• Exercise instructions:
Copy out every record precisely.

• Exercise material:
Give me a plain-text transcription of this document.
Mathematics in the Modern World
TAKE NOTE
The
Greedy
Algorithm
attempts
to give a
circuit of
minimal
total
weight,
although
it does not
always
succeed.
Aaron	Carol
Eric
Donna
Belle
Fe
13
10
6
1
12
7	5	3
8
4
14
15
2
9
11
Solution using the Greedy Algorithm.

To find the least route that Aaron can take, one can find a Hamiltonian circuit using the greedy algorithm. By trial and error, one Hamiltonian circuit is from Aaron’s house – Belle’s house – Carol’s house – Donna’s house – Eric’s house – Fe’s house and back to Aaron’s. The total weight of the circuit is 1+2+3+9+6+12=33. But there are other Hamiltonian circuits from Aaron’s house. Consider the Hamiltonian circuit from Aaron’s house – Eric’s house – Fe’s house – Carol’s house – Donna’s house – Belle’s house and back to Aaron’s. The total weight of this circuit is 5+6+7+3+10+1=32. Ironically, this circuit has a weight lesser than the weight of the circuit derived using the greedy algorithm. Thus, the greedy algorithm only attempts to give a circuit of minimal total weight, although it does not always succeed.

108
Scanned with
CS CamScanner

• Solution for this exercise:
Give me a plain-text transcription of this document.
Mathematics in the Modern World
TAKE NOTE
The
Greedy
Algorithm
attempts
to give a
circuit of
minimal
total
weight,
although
it does not
always
succeed.
Aaron	Carol
Eric
Donna
Belle
Fe
13
10
6
1
12
7	5	3
8
4
14
15
2
9
11
Solution using the Greedy Algorithm.

To find the least route that Aaron can take, one can find a Hamiltonian circuit using the greedy algorithm. By trial and error, one Hamiltonian circuit is from Aaron’s house – Belle’s house – Carol’s house – Donna’s house – Eric’s house – Fe’s house and back to Aaron’s. The total weight of the circuit is 1+2+3+9+6+12=33. But there are other Hamiltonian circuits from Aaron’s house. Consider the Hamiltonian circuit from Aaron’s house – Eric’s house – Fe’s house – Carol’s house – Donna’s house – Belle’s house and back to Aaron’s. The total weight of this circuit is 5+6+7+3+10+1=32. Ironically, this circuit has a weight lesser than the weight of the circuit derived using the greedy algorithm. Thus, the greedy algorithm only attempts to give a circuit of minimal total weight, although it does not always succeed.

108
Scanned with
CS CamScanner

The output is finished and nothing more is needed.